● **Your goal**
Note each line that includes the word "Payment". Copy those lines.
+--
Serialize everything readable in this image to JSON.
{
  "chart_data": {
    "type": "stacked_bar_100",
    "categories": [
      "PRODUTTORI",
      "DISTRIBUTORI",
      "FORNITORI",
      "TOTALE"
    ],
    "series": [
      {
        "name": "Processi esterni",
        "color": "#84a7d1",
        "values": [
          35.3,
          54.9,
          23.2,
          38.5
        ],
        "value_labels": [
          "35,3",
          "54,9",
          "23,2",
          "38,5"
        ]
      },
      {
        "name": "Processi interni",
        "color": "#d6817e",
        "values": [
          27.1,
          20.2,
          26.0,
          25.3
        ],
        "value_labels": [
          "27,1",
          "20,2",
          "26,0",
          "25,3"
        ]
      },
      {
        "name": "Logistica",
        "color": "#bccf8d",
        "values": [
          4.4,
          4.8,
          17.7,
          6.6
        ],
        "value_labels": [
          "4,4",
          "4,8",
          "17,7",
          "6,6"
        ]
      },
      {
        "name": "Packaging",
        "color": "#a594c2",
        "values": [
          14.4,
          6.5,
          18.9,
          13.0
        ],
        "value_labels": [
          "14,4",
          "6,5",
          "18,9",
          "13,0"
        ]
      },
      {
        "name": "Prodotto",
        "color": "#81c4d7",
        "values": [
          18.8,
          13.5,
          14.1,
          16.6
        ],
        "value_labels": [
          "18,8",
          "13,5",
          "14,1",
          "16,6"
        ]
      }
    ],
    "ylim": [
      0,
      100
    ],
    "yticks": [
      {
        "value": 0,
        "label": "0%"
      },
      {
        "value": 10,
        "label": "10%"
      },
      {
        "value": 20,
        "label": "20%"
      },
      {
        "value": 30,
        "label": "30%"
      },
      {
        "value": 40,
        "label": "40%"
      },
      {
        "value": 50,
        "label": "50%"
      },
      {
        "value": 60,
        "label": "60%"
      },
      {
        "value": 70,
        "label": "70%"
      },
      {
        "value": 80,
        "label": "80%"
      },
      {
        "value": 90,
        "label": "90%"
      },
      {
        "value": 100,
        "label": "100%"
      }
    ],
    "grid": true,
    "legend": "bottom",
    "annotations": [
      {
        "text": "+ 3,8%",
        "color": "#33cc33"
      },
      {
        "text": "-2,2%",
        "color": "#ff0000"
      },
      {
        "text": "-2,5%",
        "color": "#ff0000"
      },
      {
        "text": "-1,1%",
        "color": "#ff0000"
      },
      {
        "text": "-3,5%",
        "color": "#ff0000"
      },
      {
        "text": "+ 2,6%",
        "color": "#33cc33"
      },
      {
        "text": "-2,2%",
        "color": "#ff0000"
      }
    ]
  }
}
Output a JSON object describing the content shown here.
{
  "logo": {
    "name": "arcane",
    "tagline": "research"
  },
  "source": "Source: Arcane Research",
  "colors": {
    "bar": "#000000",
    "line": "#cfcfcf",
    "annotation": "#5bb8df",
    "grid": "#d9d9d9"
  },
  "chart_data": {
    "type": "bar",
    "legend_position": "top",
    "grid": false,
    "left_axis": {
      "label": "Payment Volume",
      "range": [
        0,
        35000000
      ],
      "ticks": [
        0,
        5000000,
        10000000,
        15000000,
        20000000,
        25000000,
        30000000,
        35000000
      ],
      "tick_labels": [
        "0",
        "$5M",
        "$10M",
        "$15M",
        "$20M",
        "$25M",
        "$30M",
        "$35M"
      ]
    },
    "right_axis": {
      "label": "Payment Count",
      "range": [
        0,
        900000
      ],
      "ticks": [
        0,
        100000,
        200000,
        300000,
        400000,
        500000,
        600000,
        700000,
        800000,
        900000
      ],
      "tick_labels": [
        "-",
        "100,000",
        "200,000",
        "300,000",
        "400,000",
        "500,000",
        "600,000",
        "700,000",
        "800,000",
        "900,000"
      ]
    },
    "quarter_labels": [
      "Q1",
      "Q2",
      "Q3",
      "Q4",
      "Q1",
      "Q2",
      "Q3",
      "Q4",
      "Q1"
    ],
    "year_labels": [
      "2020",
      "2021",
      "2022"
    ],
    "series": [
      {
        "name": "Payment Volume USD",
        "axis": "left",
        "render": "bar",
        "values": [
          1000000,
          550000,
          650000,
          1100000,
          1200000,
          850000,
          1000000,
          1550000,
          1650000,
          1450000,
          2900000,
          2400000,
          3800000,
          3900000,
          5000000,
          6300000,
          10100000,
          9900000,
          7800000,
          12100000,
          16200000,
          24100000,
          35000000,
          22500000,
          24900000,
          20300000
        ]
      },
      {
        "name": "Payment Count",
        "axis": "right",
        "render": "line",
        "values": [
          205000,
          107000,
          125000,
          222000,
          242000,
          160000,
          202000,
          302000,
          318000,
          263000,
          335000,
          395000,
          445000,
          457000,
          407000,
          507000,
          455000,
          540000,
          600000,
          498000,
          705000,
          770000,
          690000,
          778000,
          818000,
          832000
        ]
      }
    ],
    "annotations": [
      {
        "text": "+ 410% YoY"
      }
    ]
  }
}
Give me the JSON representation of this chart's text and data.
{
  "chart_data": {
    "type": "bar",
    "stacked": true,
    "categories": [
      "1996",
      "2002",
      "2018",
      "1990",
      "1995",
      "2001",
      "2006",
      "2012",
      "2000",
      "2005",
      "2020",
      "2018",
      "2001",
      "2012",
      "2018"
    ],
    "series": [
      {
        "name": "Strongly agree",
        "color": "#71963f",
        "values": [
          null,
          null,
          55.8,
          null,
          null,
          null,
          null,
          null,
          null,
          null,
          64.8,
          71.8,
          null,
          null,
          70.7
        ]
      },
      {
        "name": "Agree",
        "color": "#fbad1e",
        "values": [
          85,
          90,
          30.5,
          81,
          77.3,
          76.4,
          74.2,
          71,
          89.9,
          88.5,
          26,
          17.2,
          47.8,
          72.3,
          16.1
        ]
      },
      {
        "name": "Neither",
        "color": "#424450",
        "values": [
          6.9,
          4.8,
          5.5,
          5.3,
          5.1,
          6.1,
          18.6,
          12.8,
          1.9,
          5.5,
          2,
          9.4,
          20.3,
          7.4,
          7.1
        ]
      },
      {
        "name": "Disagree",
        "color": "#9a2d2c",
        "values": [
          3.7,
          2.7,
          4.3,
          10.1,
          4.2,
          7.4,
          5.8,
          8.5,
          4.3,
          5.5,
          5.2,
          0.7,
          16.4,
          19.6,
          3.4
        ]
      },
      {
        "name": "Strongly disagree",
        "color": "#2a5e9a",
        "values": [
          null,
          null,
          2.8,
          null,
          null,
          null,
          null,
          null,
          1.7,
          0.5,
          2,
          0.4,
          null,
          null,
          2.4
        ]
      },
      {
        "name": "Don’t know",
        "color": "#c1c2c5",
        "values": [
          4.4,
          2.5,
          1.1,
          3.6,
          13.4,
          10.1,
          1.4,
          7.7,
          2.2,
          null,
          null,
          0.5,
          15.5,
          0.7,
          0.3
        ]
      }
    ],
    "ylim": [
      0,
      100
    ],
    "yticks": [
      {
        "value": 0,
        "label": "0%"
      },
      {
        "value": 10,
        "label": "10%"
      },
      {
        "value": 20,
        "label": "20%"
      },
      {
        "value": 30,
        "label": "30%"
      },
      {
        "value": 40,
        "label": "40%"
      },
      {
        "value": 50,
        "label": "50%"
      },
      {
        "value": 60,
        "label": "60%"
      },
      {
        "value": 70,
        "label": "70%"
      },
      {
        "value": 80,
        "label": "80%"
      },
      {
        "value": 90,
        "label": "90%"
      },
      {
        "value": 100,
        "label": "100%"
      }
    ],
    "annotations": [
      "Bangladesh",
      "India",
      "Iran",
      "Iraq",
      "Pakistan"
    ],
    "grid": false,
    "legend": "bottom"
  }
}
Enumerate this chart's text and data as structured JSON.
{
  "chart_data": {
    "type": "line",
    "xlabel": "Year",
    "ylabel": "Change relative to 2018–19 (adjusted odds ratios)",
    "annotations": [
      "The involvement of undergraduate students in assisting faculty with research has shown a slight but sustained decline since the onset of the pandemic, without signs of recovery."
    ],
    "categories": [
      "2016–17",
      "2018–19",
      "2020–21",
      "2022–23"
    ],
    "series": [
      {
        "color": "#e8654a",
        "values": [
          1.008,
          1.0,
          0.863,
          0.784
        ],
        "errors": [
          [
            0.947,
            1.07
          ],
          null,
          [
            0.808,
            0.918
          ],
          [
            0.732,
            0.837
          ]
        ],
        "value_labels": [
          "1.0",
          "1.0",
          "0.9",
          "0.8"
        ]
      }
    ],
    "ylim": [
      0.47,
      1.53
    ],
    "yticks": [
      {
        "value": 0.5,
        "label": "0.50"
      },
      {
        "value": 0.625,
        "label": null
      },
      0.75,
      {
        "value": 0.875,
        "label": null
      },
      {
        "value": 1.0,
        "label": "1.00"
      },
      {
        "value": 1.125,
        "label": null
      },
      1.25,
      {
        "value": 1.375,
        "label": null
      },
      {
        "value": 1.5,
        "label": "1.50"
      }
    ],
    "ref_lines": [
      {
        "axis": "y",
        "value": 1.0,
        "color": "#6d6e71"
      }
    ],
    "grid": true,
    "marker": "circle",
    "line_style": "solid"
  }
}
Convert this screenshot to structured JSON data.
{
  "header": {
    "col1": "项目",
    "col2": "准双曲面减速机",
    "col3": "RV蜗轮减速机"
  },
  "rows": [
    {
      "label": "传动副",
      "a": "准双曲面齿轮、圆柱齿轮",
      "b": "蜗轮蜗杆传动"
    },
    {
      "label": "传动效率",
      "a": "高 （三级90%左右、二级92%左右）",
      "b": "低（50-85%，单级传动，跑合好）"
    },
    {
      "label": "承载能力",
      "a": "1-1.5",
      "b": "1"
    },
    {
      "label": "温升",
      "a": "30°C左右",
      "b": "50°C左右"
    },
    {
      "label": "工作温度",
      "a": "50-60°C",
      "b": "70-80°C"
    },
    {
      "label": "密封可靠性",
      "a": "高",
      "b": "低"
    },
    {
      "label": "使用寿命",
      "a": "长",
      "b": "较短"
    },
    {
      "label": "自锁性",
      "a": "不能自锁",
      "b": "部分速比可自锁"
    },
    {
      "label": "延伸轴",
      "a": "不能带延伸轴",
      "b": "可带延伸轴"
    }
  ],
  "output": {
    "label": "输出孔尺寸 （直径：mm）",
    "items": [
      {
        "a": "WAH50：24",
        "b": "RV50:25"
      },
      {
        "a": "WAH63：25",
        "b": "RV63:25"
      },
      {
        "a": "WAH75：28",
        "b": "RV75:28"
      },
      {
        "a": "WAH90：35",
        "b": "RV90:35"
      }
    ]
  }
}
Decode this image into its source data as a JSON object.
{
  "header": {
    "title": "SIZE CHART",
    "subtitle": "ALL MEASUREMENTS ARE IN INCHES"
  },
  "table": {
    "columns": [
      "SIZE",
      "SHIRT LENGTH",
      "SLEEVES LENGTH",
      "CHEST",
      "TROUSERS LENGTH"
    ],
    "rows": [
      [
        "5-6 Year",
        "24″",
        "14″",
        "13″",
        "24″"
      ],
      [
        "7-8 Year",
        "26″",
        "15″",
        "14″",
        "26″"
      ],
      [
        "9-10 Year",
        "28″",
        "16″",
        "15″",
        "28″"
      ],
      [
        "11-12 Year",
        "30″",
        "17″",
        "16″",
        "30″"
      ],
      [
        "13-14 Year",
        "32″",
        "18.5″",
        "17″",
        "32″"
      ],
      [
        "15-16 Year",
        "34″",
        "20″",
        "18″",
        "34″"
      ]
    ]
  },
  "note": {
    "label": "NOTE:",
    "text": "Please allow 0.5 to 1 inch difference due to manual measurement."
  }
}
+--
● **Completed task**
      "label": "Payment Volume",
      "label": "Payment Count",
        "name": "Payment Volume USD",
        "name": "Payment Count",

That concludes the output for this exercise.